## GIVEN RECORDS
━━━

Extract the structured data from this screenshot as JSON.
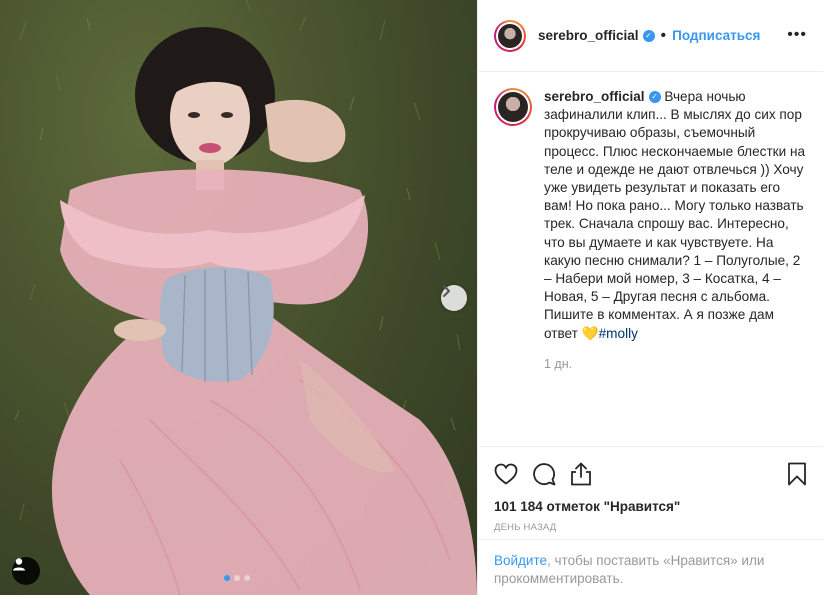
{
  "post": {
    "username": "serebro_official",
    "follow_label": "Подписаться",
    "separator": "•",
    "more_label": "•••",
    "caption": "Вчера ночью зафиналили клип... В мыслях до сих пор прокручиваю образы, съемочный процесс. Плюс нескончаемые блестки на теле и одежде не дают отвлечься )) Хочу уже увидеть результат и показать его вам! Но пока рано... Могу только назвать трек. Сначала спрошу вас. Интересно, что вы думаете и как чувствуете. На какую песню снимали? 1 – Полуголые, 2 – Набери мой номер, 3 – Косатка, 4 – Новая, 5 – Другая песня с альбома. Пишите в комментах. А я позже дам ответ",
    "emoji": "💛",
    "hashtag": "#molly",
    "time_ago": "1 дн.",
    "likes": "101 184 отметок \"Нравится\"",
    "date": "день назад",
    "login_link": "Войдите",
    "login_text": ", чтобы поставить «Нравится» или прокомментировать.",
    "carousel": {
      "total": 3,
      "active": 1
    }
  },
  "icons": {
    "like": "heart-icon",
    "comment": "comment-icon",
    "share": "share-icon",
    "save": "bookmark-icon",
    "next": "chevron-right-icon",
    "tag": "user-tag-icon",
    "verified": "verified-badge-icon"
  },
  "colors": {
    "accent": "#3897f0",
    "text": "#262626",
    "muted": "#999999",
    "hashtag": "#003569"
  }
}
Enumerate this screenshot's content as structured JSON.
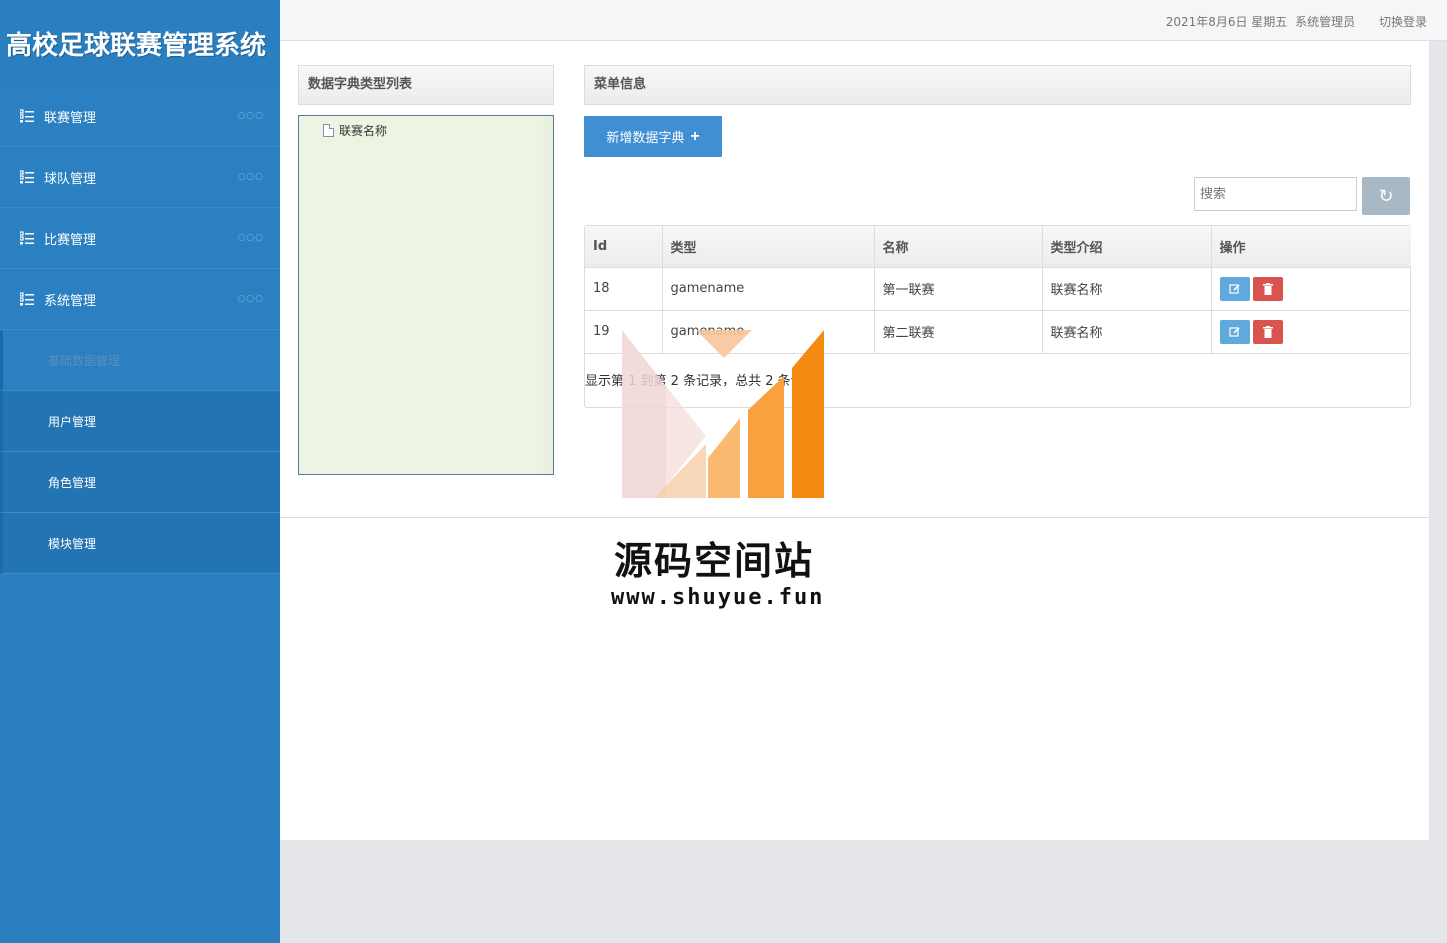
{
  "app": {
    "title": "高校足球联赛管理系统"
  },
  "topbar": {
    "date": "2021年8月6日 星期五",
    "user": "系统管理员",
    "switch_label": "切换登录"
  },
  "sidebar": {
    "menus": [
      {
        "label": "联赛管理",
        "dots": "○○○"
      },
      {
        "label": "球队管理",
        "dots": "○○○"
      },
      {
        "label": "比赛管理",
        "dots": "○○○"
      },
      {
        "label": "系统管理",
        "dots": "○○○"
      }
    ],
    "subs": [
      {
        "label": "基础数据管理"
      },
      {
        "label": "用户管理"
      },
      {
        "label": "角色管理"
      },
      {
        "label": "模块管理"
      }
    ]
  },
  "left_panel": {
    "title": "数据字典类型列表",
    "tree": [
      "联赛名称"
    ]
  },
  "right_panel": {
    "title": "菜单信息",
    "add_label": "新增数据字典",
    "add_icon": "+",
    "search_placeholder": "搜索",
    "refresh_icon": "↻"
  },
  "table": {
    "headers": [
      "Id",
      "类型",
      "名称",
      "类型介绍",
      "操作"
    ],
    "rows": [
      {
        "id": "18",
        "type": "gamename",
        "name": "第一联赛",
        "desc": "联赛名称"
      },
      {
        "id": "19",
        "type": "gamename",
        "name": "第二联赛",
        "desc": "联赛名称"
      }
    ],
    "pager": "显示第 1 到第 2 条记录，总共 2 条记录"
  },
  "watermark": {
    "title": "源码空间站",
    "url": "www.shuyue.fun"
  }
}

━━━

## DIRECTIVE
Pictures in the records above are not copied; print everything else exactly.

## EXERCISE RESPONSE
Extract the structured data from this screenshot as JSON.
{
  "post": {
    "username": "serebro_official",
    "follow_label": "Подписаться",
    "separator": "•",
    "more_label": "•••",
    "caption": "Вчера ночью зафиналили клип... В мыслях до сих пор прокручиваю образы, съемочный процесс. Плюс нескончаемые блестки на теле и одежде не дают отвлечься )) Хочу уже увидеть результат и показать его вам! Но пока рано... Могу только назвать трек. Сначала спрошу вас. Интересно, что вы думаете и как чувствуете. На какую песню снимали? 1 – Полуголые, 2 – Набери мой номер, 3 – Косатка, 4 – Новая, 5 – Другая песня с альбома. Пишите в комментах. А я позже дам ответ",
    "emoji": "💛",
    "hashtag": "#molly",
    "time_ago": "1 дн.",
    "likes": "101 184 отметок \"Нравится\"",
    "date": "день назад",
    "login_link": "Войдите",
    "login_text": ", чтобы поставить «Нравится» или прокомментировать.",
    "carousel": {
      "total": 3,
      "active": 1
    }
  },
  "icons": {
    "like": "heart-icon",
    "comment": "comment-icon",
    "share": "share-icon",
    "save": "bookmark-icon",
    "next": "chevron-right-icon",
    "tag": "user-tag-icon",
    "verified": "verified-badge-icon"
  },
  "colors": {
    "accent": "#3897f0",
    "text": "#262626",
    "muted": "#999999",
    "hashtag": "#003569"
  }
}
Enumerate this screenshot's content as structured JSON.
{
  "app": {
    "title": "高校足球联赛管理系统"
  },
  "topbar": {
    "date": "2021年8月6日 星期五",
    "user": "系统管理员",
    "switch_label": "切换登录"
  },
  "sidebar": {
    "menus": [
      {
        "label": "联赛管理",
        "dots": "○○○"
      },
      {
        "label": "球队管理",
        "dots": "○○○"
      },
      {
        "label": "比赛管理",
        "dots": "○○○"
      },
      {
        "label": "系统管理",
        "dots": "○○○"
      }
    ],
    "subs": [
      {
        "label": "基础数据管理"
      },
      {
        "label": "用户管理"
      },
      {
        "label": "角色管理"
      },
      {
        "label": "模块管理"
      }
    ]
  },
  "left_panel": {
    "title": "数据字典类型列表",
    "tree": [
      "联赛名称"
    ]
  },
  "right_panel": {
    "title": "菜单信息",
    "add_label": "新增数据字典",
    "add_icon": "+",
    "search_placeholder": "搜索",
    "refresh_icon": "↻"
  },
  "table": {
    "headers": [
      "Id",
      "类型",
      "名称",
      "类型介绍",
      "操作"
    ],
    "rows": [
      {
        "id": "18",
        "type": "gamename",
        "name": "第一联赛",
        "desc": "联赛名称"
      },
      {
        "id": "19",
        "type": "gamename",
        "name": "第二联赛",
        "desc": "联赛名称"
      }
    ],
    "pager": "显示第 1 到第 2 条记录，总共 2 条记录"
  },
  "watermark": {
    "title": "源码空间站",
    "url": "www.shuyue.fun"
  }
}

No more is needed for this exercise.